Records shown ▸

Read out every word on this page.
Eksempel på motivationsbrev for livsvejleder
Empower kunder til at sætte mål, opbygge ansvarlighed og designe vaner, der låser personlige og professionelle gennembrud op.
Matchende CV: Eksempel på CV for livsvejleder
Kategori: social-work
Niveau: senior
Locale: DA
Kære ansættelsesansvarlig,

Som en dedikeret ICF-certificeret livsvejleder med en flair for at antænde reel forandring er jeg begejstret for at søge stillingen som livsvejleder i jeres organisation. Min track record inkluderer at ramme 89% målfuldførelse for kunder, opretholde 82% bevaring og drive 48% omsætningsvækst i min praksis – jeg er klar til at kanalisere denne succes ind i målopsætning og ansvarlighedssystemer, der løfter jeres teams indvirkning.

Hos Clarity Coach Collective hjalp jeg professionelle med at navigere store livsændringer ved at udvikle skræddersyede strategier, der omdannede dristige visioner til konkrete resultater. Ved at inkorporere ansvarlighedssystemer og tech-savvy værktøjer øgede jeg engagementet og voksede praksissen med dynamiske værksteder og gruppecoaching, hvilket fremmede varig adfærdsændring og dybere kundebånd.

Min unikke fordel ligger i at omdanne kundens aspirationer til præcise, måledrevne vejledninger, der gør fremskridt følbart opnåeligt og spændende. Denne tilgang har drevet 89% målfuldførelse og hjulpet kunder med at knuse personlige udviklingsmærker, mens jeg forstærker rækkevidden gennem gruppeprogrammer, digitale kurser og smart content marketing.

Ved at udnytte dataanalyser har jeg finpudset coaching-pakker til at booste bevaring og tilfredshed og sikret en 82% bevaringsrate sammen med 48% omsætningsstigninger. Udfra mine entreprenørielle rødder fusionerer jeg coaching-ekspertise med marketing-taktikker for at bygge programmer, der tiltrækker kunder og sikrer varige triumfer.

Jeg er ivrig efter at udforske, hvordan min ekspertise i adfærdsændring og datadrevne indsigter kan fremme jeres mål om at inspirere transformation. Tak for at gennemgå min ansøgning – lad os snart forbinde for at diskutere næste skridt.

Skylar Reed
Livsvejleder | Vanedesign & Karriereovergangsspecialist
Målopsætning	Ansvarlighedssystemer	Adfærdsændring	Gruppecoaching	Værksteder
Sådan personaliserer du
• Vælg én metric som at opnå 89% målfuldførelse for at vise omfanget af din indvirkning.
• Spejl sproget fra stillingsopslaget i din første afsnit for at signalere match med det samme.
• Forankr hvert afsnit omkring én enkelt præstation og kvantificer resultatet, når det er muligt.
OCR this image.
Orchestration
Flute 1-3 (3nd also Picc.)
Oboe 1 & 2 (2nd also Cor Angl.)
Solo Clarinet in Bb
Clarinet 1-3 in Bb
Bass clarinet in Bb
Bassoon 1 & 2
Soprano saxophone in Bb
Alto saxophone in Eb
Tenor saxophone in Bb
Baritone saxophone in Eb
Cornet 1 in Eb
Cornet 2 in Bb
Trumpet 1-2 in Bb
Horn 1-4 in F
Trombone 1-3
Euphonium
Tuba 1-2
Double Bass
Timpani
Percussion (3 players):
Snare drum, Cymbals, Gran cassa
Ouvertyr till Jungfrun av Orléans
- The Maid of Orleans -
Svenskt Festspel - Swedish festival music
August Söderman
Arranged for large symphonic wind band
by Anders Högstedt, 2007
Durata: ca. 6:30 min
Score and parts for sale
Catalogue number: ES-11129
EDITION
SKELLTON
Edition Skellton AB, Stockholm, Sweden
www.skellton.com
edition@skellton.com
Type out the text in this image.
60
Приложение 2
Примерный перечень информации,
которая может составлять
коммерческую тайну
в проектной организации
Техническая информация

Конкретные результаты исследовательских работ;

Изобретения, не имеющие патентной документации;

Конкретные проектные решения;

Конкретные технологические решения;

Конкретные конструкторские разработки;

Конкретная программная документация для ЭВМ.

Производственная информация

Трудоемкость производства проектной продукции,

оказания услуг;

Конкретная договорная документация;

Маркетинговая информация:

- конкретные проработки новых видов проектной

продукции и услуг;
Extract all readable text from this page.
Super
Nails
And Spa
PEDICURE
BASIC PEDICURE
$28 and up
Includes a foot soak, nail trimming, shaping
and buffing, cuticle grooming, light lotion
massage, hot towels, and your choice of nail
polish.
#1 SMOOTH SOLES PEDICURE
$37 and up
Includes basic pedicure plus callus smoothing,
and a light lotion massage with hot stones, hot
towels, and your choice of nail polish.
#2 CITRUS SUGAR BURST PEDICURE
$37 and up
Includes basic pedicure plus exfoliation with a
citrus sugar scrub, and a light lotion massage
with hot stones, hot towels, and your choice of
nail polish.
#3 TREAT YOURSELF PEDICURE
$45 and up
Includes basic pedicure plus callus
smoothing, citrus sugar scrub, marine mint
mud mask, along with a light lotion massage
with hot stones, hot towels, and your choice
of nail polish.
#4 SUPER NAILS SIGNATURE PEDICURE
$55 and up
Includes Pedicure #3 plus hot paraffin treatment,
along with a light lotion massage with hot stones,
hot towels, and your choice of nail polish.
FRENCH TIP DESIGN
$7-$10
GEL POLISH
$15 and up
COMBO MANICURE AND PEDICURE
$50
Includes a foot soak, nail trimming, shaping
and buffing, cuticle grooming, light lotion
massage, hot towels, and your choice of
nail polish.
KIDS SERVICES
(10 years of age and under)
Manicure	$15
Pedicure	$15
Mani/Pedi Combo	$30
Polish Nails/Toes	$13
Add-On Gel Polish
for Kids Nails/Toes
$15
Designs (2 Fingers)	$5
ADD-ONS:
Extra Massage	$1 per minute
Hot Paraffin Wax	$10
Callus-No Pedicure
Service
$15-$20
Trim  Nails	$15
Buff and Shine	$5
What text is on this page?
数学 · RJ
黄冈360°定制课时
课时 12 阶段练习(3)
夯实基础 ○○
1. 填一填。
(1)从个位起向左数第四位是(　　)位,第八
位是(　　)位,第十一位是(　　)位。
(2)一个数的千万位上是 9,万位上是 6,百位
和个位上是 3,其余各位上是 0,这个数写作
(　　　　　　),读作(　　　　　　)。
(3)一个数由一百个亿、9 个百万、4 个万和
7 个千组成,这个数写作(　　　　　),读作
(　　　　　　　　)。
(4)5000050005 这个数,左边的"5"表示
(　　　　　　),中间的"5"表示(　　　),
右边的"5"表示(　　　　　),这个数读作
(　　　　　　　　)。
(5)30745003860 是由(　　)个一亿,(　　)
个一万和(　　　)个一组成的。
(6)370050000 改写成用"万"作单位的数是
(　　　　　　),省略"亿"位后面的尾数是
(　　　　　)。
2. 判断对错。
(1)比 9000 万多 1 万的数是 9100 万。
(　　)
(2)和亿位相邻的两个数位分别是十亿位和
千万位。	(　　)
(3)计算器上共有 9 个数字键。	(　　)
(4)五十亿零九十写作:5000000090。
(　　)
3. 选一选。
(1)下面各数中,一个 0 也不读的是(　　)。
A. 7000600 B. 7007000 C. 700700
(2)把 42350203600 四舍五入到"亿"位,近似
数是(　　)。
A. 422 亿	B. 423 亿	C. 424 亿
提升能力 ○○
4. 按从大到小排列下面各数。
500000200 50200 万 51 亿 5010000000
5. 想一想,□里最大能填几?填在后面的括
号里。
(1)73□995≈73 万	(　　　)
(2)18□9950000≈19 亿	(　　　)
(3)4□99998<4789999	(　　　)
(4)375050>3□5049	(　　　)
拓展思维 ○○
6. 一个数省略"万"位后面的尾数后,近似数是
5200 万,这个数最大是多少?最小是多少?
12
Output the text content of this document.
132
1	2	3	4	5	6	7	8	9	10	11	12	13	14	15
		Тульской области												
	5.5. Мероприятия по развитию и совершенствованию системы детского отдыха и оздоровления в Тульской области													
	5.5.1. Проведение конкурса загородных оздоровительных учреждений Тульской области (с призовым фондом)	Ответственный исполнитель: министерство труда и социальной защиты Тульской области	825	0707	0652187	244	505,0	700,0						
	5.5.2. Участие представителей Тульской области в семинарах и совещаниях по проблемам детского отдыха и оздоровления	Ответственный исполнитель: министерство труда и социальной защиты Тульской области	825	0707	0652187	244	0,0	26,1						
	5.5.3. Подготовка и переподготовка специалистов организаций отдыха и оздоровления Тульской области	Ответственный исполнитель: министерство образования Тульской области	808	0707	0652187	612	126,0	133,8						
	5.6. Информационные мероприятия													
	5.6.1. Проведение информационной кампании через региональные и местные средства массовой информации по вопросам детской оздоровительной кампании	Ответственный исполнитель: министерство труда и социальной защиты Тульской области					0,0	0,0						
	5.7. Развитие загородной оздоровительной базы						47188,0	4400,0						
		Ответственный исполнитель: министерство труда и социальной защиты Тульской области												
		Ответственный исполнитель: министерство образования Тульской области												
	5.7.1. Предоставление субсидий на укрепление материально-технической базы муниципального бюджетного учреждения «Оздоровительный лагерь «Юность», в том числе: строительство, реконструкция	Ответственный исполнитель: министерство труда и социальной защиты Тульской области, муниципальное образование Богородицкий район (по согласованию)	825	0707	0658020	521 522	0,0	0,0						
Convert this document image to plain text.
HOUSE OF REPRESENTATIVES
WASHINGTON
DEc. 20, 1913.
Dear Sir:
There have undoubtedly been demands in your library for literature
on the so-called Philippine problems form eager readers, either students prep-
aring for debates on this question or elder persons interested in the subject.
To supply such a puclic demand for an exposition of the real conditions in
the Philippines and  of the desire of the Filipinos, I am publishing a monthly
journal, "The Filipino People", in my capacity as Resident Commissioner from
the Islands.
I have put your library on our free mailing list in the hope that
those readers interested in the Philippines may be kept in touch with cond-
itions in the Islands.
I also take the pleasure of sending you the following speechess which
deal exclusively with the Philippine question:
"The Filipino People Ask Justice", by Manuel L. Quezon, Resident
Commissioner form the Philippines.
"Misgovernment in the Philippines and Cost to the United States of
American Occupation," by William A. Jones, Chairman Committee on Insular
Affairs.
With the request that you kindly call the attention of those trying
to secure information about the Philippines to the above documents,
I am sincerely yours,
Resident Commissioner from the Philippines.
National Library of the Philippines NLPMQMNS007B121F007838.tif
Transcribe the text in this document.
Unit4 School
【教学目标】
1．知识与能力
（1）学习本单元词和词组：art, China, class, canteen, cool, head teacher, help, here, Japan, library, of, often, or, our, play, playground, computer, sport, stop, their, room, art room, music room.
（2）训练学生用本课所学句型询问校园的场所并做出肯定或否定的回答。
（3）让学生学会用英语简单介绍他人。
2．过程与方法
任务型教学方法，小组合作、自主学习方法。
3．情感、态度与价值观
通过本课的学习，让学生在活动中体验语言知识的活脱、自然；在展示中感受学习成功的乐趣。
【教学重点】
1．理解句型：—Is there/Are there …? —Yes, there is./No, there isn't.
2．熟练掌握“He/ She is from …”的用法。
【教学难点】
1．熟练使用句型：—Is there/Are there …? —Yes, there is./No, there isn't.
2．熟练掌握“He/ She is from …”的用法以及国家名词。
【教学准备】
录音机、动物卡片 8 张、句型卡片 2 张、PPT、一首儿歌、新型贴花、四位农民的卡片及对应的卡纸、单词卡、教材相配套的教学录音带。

Your task ▸ Select the lines from the entries that include the word "afsnit".

Solution to this problem ▸
• Spejl sproget fra stillingsopslaget i din første afsnit for at signalere match med det samme.
• Forankr hvert afsnit omkring én enkelt præstation og kvantificer resultatet, når det er muligt.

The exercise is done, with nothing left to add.